Lift out each line of the data that holds "Triage".

_____

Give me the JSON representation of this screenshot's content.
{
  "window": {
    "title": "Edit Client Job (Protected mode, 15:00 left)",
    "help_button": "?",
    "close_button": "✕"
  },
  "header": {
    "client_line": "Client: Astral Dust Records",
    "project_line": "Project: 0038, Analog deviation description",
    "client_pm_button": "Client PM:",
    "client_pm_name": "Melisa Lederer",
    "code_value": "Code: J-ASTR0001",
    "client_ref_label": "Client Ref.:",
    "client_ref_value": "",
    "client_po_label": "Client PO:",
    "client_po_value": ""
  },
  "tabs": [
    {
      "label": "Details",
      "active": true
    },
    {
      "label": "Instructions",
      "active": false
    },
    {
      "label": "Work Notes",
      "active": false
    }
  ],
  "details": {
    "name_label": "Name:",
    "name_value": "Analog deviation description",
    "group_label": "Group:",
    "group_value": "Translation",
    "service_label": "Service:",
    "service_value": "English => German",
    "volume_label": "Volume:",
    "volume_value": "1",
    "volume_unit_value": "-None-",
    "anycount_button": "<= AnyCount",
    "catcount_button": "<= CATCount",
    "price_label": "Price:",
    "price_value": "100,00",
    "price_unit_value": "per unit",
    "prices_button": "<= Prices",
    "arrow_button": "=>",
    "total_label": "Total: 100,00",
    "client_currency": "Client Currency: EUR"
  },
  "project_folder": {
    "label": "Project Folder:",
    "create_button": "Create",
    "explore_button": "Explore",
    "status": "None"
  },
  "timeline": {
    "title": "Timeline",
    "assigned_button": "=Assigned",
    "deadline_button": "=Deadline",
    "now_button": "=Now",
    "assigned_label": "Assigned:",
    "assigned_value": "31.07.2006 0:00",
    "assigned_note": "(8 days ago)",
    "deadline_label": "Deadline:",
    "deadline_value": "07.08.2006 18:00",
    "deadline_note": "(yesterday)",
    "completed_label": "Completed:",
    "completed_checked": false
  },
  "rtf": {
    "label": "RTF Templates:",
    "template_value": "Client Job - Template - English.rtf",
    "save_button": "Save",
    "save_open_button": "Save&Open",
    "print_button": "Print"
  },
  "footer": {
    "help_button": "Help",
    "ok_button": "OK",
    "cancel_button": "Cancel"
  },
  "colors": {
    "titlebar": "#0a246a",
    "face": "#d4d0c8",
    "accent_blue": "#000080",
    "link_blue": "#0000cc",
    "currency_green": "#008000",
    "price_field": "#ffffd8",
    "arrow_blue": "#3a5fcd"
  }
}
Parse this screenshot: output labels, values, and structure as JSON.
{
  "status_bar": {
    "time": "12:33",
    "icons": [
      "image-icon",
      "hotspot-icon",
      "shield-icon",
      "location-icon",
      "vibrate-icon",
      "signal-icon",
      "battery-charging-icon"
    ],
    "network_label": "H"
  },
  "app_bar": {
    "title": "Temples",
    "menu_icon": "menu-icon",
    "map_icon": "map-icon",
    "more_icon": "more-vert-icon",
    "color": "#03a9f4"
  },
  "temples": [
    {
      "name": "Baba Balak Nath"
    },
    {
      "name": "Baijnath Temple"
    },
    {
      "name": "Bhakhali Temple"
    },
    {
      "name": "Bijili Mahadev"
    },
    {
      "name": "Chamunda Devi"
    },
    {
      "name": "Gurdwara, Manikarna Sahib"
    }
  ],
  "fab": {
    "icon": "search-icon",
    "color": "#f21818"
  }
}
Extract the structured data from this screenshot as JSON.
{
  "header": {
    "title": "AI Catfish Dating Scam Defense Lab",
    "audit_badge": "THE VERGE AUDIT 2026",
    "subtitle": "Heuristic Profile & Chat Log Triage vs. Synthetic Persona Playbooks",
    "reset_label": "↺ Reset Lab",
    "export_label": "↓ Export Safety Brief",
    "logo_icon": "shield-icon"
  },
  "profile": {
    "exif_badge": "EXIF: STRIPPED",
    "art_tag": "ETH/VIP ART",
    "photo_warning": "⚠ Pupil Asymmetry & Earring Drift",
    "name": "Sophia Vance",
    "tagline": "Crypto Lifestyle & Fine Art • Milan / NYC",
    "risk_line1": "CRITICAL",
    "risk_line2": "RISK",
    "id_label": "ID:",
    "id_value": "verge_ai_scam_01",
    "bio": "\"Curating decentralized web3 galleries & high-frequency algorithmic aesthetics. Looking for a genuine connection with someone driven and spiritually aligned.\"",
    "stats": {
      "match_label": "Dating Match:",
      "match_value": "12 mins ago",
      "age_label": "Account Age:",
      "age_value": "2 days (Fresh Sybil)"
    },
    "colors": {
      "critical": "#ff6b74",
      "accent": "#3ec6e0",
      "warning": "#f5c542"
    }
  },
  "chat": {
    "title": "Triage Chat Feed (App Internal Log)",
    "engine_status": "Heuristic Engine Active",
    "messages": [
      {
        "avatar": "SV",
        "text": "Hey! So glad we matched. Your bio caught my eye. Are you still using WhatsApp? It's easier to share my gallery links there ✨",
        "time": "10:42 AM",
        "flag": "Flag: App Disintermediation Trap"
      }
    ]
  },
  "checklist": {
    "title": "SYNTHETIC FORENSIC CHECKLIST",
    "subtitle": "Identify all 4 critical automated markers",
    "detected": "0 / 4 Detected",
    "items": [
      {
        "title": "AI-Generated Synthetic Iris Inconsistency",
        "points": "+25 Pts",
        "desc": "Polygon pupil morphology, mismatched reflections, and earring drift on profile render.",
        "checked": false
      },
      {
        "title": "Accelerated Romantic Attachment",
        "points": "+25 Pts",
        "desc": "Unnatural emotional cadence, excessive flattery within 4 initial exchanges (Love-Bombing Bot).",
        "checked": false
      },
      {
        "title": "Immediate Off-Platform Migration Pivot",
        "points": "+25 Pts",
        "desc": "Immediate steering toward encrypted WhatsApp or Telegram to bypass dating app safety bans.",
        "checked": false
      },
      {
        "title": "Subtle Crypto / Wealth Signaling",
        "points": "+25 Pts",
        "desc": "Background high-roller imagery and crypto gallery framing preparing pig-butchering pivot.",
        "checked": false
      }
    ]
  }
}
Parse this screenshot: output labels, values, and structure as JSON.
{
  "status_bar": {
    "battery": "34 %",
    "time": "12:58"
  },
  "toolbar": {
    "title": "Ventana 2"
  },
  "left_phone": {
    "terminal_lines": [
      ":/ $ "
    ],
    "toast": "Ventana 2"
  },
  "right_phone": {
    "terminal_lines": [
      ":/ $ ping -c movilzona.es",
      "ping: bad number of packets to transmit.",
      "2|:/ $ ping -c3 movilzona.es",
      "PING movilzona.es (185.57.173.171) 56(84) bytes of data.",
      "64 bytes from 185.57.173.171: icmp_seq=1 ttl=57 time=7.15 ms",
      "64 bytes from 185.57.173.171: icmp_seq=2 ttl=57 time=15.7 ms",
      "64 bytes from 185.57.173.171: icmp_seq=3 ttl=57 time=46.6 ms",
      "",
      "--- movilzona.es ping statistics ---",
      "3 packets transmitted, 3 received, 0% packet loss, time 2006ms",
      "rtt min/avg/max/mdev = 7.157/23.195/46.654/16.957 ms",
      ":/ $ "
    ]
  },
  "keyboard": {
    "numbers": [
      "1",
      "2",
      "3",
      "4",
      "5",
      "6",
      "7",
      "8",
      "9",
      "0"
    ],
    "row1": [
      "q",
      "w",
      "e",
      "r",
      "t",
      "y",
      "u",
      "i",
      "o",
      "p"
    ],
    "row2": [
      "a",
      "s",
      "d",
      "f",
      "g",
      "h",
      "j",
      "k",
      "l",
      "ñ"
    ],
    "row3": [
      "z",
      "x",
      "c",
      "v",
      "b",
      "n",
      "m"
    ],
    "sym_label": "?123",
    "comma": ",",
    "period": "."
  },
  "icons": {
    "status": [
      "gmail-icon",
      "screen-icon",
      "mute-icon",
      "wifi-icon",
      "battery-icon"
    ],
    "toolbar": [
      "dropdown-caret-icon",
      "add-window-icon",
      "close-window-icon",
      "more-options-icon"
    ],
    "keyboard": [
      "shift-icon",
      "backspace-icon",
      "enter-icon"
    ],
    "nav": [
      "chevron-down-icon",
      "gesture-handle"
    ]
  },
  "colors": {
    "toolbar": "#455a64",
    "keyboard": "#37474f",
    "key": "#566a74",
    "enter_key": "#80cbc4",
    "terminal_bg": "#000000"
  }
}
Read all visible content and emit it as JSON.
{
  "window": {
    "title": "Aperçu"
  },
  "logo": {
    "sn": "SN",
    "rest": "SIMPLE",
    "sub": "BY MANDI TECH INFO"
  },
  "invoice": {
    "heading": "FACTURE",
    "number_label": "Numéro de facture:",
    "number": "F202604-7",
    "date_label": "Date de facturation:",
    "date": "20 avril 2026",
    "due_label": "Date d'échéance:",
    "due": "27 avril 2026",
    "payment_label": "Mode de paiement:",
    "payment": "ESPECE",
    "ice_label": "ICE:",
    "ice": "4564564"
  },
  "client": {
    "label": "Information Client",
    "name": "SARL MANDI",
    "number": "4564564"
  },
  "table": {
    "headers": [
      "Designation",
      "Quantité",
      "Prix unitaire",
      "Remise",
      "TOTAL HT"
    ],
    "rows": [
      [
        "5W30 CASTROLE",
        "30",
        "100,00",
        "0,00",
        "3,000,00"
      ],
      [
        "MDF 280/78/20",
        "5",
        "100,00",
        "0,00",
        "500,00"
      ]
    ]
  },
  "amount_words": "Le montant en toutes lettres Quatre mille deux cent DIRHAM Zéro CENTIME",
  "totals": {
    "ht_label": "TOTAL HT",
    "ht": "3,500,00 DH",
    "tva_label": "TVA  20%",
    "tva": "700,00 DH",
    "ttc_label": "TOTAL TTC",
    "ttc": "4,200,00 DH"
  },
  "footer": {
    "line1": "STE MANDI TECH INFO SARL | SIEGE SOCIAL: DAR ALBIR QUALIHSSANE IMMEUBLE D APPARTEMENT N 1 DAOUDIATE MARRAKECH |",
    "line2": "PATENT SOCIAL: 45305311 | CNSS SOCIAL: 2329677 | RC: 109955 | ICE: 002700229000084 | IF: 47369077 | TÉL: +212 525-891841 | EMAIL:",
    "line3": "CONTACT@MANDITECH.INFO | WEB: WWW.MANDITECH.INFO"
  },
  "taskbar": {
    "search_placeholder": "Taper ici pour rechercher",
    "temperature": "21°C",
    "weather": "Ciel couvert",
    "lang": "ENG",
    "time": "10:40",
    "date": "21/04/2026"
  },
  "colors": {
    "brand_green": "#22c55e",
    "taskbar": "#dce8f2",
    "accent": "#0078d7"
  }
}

_____

**Task result**.
    "subtitle": "Heuristic Profile & Chat Log Triage vs. Synthetic Persona Playbooks",
    "title": "Triage Chat Feed (App Internal Log)",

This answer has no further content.